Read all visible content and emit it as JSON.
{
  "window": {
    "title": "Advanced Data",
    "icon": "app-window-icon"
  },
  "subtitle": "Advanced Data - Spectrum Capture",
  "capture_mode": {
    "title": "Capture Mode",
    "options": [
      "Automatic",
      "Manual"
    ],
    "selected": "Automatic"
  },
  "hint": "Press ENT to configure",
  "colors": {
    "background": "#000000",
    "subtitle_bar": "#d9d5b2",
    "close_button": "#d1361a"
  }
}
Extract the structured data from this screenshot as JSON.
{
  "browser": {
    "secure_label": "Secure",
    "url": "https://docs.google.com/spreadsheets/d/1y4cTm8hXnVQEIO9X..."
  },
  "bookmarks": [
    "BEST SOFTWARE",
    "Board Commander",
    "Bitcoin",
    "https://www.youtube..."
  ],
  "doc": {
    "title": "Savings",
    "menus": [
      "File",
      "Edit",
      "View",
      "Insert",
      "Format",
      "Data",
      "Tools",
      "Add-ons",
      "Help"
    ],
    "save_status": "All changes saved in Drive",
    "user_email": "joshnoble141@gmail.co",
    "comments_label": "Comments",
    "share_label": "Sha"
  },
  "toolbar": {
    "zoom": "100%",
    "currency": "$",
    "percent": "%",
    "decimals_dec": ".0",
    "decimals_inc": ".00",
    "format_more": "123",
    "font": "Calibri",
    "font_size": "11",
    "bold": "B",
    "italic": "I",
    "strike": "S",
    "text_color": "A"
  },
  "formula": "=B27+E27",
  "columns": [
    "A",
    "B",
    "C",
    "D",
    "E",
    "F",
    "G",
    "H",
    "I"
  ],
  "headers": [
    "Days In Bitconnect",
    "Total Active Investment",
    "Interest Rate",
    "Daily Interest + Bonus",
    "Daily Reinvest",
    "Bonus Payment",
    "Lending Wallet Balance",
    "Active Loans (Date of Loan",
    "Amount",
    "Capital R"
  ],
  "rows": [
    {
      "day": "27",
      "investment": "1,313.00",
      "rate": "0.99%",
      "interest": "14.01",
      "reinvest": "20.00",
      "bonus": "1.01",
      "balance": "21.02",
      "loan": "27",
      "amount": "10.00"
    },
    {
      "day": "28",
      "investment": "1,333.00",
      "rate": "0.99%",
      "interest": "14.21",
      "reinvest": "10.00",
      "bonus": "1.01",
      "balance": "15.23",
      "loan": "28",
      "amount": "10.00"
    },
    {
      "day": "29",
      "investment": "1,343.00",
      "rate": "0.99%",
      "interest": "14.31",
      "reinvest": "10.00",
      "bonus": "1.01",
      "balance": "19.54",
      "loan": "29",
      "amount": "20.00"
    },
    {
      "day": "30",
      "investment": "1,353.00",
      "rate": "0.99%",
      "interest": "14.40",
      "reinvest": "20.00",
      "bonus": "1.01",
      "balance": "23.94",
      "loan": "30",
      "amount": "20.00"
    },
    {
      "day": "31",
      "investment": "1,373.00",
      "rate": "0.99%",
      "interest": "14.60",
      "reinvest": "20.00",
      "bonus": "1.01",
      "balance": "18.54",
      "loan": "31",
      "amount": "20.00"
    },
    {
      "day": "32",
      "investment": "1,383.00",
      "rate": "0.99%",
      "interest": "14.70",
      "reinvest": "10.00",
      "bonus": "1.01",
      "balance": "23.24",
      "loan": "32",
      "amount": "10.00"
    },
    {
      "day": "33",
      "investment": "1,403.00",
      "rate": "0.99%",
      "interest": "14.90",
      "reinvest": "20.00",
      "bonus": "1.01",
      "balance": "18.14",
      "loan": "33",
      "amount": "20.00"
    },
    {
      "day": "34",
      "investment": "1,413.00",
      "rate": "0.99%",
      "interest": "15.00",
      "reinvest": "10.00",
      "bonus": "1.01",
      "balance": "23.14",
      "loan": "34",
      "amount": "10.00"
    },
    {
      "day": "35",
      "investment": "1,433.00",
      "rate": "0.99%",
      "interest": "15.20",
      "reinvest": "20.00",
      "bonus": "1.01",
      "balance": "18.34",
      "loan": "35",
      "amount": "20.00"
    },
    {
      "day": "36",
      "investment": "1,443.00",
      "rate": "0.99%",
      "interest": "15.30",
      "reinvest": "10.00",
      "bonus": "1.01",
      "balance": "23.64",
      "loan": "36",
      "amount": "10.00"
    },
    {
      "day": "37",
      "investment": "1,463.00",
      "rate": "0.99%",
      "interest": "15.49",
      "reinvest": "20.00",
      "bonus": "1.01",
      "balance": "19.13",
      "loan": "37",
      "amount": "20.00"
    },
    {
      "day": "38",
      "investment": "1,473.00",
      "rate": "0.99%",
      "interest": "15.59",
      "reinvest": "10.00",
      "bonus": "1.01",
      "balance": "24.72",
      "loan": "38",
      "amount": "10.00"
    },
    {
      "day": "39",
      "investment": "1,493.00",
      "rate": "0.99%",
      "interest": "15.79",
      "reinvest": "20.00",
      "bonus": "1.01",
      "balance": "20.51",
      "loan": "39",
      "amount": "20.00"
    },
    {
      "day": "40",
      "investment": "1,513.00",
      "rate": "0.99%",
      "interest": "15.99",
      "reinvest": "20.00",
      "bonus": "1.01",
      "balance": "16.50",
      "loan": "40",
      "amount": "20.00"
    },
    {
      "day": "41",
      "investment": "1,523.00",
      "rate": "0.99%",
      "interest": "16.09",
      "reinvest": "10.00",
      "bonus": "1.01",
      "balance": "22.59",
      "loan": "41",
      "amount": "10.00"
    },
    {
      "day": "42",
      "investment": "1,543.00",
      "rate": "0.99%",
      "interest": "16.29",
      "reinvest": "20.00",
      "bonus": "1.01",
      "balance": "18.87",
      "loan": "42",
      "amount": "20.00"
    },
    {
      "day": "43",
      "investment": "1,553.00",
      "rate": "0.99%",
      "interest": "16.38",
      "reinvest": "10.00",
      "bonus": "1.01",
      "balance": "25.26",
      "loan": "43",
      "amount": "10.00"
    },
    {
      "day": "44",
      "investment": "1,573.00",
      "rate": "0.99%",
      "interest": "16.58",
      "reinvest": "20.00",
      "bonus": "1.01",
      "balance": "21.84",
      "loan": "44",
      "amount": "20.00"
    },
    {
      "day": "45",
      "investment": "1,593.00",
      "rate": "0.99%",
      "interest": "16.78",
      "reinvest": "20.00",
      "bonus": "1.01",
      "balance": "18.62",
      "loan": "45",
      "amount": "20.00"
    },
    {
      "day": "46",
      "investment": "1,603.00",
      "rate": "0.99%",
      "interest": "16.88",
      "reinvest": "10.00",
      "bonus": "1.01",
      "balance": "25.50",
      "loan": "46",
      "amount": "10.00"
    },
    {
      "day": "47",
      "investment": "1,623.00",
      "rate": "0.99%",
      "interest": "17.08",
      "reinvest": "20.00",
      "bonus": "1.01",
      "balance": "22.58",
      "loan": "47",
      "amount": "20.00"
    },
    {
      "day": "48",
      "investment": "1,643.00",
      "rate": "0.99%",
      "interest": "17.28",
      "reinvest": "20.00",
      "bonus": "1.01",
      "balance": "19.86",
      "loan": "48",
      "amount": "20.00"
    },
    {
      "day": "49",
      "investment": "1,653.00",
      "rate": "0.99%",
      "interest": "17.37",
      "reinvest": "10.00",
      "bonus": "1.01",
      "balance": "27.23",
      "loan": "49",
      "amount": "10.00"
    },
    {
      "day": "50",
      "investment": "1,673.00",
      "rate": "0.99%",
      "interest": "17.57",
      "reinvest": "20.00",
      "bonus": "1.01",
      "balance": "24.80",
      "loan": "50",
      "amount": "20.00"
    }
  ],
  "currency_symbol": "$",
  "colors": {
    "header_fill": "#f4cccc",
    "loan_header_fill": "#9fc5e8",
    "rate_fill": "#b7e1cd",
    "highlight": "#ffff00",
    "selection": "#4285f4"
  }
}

# # # # #

Collect the lines that hold "Advanced".

● Exercise response:
    "title": "Advanced Data",
  "subtitle": "Advanced Data - Spectrum Capture",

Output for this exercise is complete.